(BRIEF):
Gather all lines in the records below that include the word "kind".

(DATA LINES):
·····

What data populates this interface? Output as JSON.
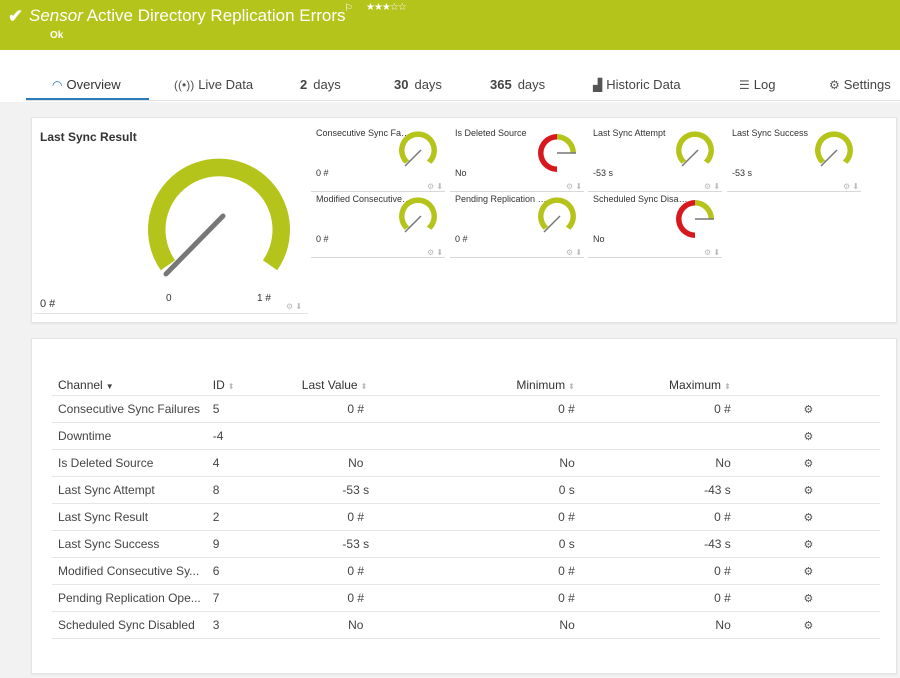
{
  "header": {
    "title_prefix": "Sensor",
    "title": "Active Directory Replication Errors",
    "flag": "⚐",
    "stars": "★★★☆☆",
    "status": "Ok"
  },
  "tabs": [
    {
      "label": "Overview",
      "icon": "gauge-icon"
    },
    {
      "label": "Live Data",
      "icon": "live-signal-icon"
    },
    {
      "num": "2",
      "label": "days"
    },
    {
      "num": "30",
      "label": "days"
    },
    {
      "num": "365",
      "label": "days"
    },
    {
      "label": "Historic Data",
      "icon": "area-chart-icon"
    },
    {
      "label": "Log",
      "icon": "list-icon"
    },
    {
      "label": "Settings",
      "icon": "gear-icon"
    }
  ],
  "main_gauge": {
    "title": "Last Sync Result",
    "value_label": "0 #",
    "min_label": "0",
    "max_label": "1 #",
    "value": 0,
    "min": 0,
    "max": 1
  },
  "gauges": [
    {
      "title": "Consecutive Sync Failu...",
      "value": "0 #",
      "color": "#b5c41a",
      "type": "normal"
    },
    {
      "title": "Is Deleted Source",
      "value": "No",
      "color": "#d7191f",
      "type": "boolean"
    },
    {
      "title": "Last Sync Attempt",
      "value": "-53 s",
      "color": "#b5c41a",
      "type": "normal"
    },
    {
      "title": "Last Sync Success",
      "value": "-53 s",
      "color": "#b5c41a",
      "type": "normal"
    },
    {
      "title": "Modified Consecutive ...",
      "value": "0 #",
      "color": "#b5c41a",
      "type": "normal"
    },
    {
      "title": "Pending Replication O...",
      "value": "0 #",
      "color": "#b5c41a",
      "type": "normal"
    },
    {
      "title": "Scheduled Sync Disabl...",
      "value": "No",
      "color": "#d7191f",
      "type": "boolean"
    }
  ],
  "table": {
    "headers": {
      "channel": "Channel",
      "id": "ID",
      "last_value": "Last Value",
      "minimum": "Minimum",
      "maximum": "Maximum"
    },
    "rows": [
      {
        "channel": "Consecutive Sync Failures",
        "id": "5",
        "last": "0 #",
        "min": "0 #",
        "max": "0 #"
      },
      {
        "channel": "Downtime",
        "id": "-4",
        "last": "",
        "min": "",
        "max": ""
      },
      {
        "channel": "Is Deleted Source",
        "id": "4",
        "last": "No",
        "min": "No",
        "max": "No"
      },
      {
        "channel": "Last Sync Attempt",
        "id": "8",
        "last": "-53 s",
        "min": "0 s",
        "max": "-43 s"
      },
      {
        "channel": "Last Sync Result",
        "id": "2",
        "last": "0 #",
        "min": "0 #",
        "max": "0 #"
      },
      {
        "channel": "Last Sync Success",
        "id": "9",
        "last": "-53 s",
        "min": "0 s",
        "max": "-43 s"
      },
      {
        "channel": "Modified Consecutive Sy...",
        "id": "6",
        "last": "0 #",
        "min": "0 #",
        "max": "0 #"
      },
      {
        "channel": "Pending Replication Ope...",
        "id": "7",
        "last": "0 #",
        "min": "0 #",
        "max": "0 #"
      },
      {
        "channel": "Scheduled Sync Disabled",
        "id": "3",
        "last": "No",
        "min": "No",
        "max": "No"
      }
    ]
  },
  "colors": {
    "brand": "#b5c41a",
    "error": "#d7191f",
    "accent": "#2a7ab8"
  }
}
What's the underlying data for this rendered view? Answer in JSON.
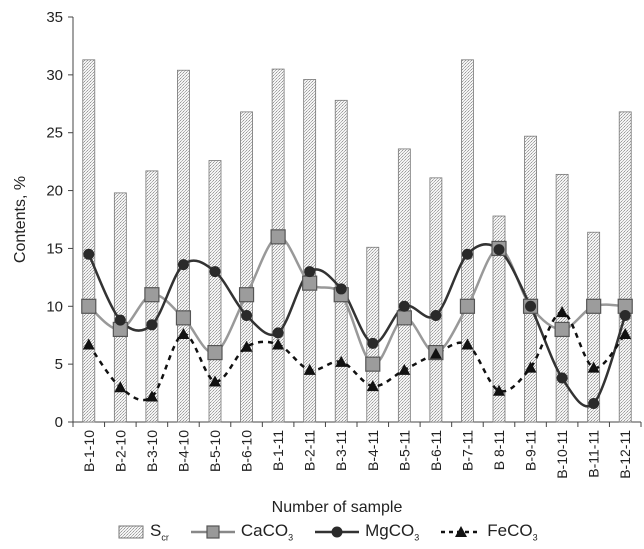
{
  "chart_data": {
    "type": "bar",
    "xlabel": "Number of sample",
    "ylabel": "Contents, %",
    "ylim": [
      0,
      35
    ],
    "yticks": [
      0,
      5,
      10,
      15,
      20,
      25,
      30,
      35
    ],
    "grid": false,
    "legend_position": "bottom",
    "categories": [
      "B-1-10",
      "B-2-10",
      "B-3-10",
      "B-4-10",
      "B-5-10",
      "B-6-10",
      "B-1-11",
      "B-2-11",
      "B-3-11",
      "B-4-11",
      "B-5-11",
      "B-6-11",
      "B-7-11",
      "B 8-11",
      "B-9-11",
      "B-10-11",
      "B-11-11",
      "B-12-11"
    ],
    "series": [
      {
        "name": "S",
        "name_sub": "cr",
        "kind": "bar",
        "values": [
          31.3,
          19.8,
          21.7,
          30.4,
          22.6,
          26.8,
          30.5,
          29.6,
          27.8,
          15.1,
          23.6,
          21.1,
          31.3,
          17.8,
          24.7,
          21.4,
          16.4,
          26.8
        ]
      },
      {
        "name": "CaCO",
        "name_sub": "3",
        "kind": "line-square",
        "color": "#888888",
        "values": [
          10,
          8,
          11,
          9,
          6,
          11,
          16,
          12,
          11,
          5,
          9,
          6,
          10,
          15,
          10,
          8,
          10,
          10
        ]
      },
      {
        "name": "MgCO",
        "name_sub": "3",
        "kind": "line-circle",
        "color": "#333333",
        "values": [
          14.5,
          8.8,
          8.4,
          13.6,
          13,
          9.2,
          7.7,
          13,
          11.5,
          6.8,
          10,
          9.2,
          14.5,
          14.9,
          10,
          3.8,
          1.6,
          9.2
        ]
      },
      {
        "name": "FeCO",
        "name_sub": "3",
        "kind": "dashed-triangle",
        "color": "#111111",
        "values": [
          6.7,
          3,
          2.2,
          7.6,
          3.5,
          6.5,
          6.7,
          4.5,
          5.2,
          3.1,
          4.5,
          5.9,
          6.7,
          2.7,
          4.7,
          9.5,
          4.7,
          7.6
        ]
      }
    ]
  }
}
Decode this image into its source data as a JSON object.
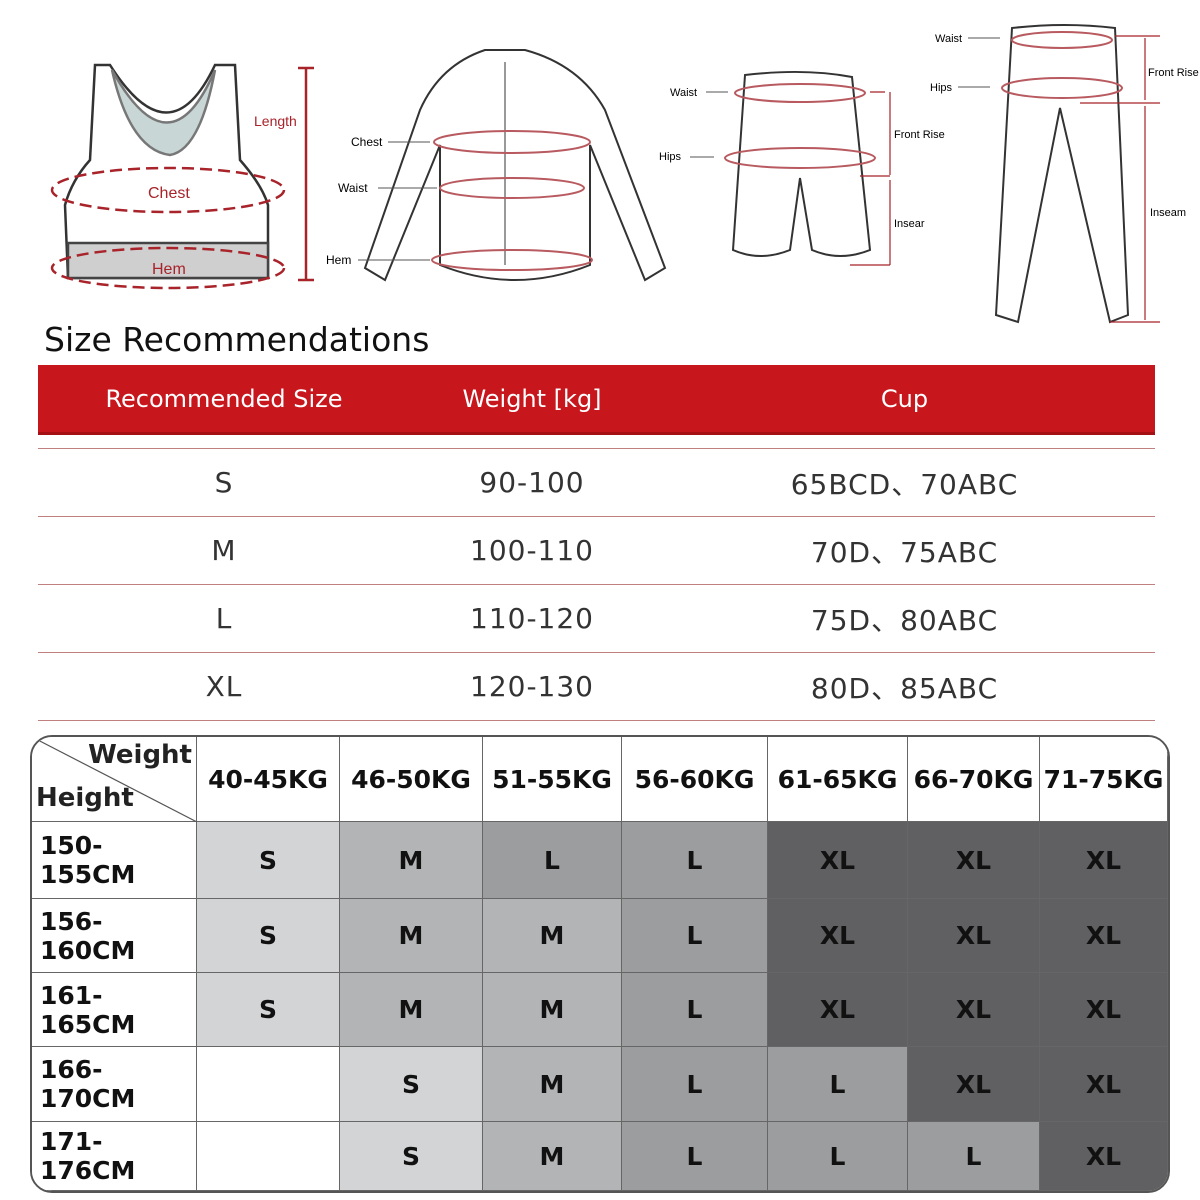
{
  "illustrations": {
    "bra": {
      "length": "Length",
      "chest": "Chest",
      "hem": "Hem"
    },
    "jersey": {
      "chest": "Chest",
      "waist": "Waist",
      "hem": "Hem"
    },
    "shorts": {
      "waist": "Waist",
      "hips": "Hips",
      "front_rise": "Front Rise",
      "inseam": "Insear"
    },
    "tights": {
      "waist": "Waist",
      "hips": "Hips",
      "front_rise": "Front Rise",
      "inseam": "Inseam"
    }
  },
  "title": "Size Recommendations",
  "recommendations": {
    "headers": [
      "Recommended Size",
      "Weight [kg]",
      "Cup"
    ],
    "rows": [
      [
        "S",
        "90-100",
        "65BCD、70ABC"
      ],
      [
        "M",
        "100-110",
        "70D、75ABC"
      ],
      [
        "L",
        "110-120",
        "75D、80ABC"
      ],
      [
        "XL",
        "120-130",
        "80D、85ABC"
      ]
    ],
    "header_color": "#c8161d"
  },
  "size_grid": {
    "corner_top": "Weight",
    "corner_bottom": "Height",
    "columns": [
      "40-45KG",
      "46-50KG",
      "51-55KG",
      "56-60KG",
      "61-65KG",
      "66-70KG",
      "71-75KG"
    ],
    "rows": [
      {
        "height": "150-155CM",
        "sizes": [
          "S",
          "M",
          "L",
          "L",
          "XL",
          "XL",
          "XL"
        ]
      },
      {
        "height": "156-160CM",
        "sizes": [
          "S",
          "M",
          "M",
          "L",
          "XL",
          "XL",
          "XL"
        ]
      },
      {
        "height": "161-165CM",
        "sizes": [
          "S",
          "M",
          "M",
          "L",
          "XL",
          "XL",
          "XL"
        ]
      },
      {
        "height": "166-170CM",
        "sizes": [
          "",
          "S",
          "M",
          "L",
          "L",
          "XL",
          "XL"
        ]
      },
      {
        "height": "171-176CM",
        "sizes": [
          "",
          "S",
          "M",
          "L",
          "L",
          "L",
          "XL"
        ]
      }
    ],
    "size_colors": {
      "S": "#d3d4d6",
      "M": "#b3b4b6",
      "L": "#9c9d9f",
      "XL": "#606062",
      "": "#ffffff"
    }
  }
}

·····

(TASK RESPONSE):
        "kind": "bar",
        "kind": "line-square",
        "kind": "line-circle",
        "kind": "dashed-triangle",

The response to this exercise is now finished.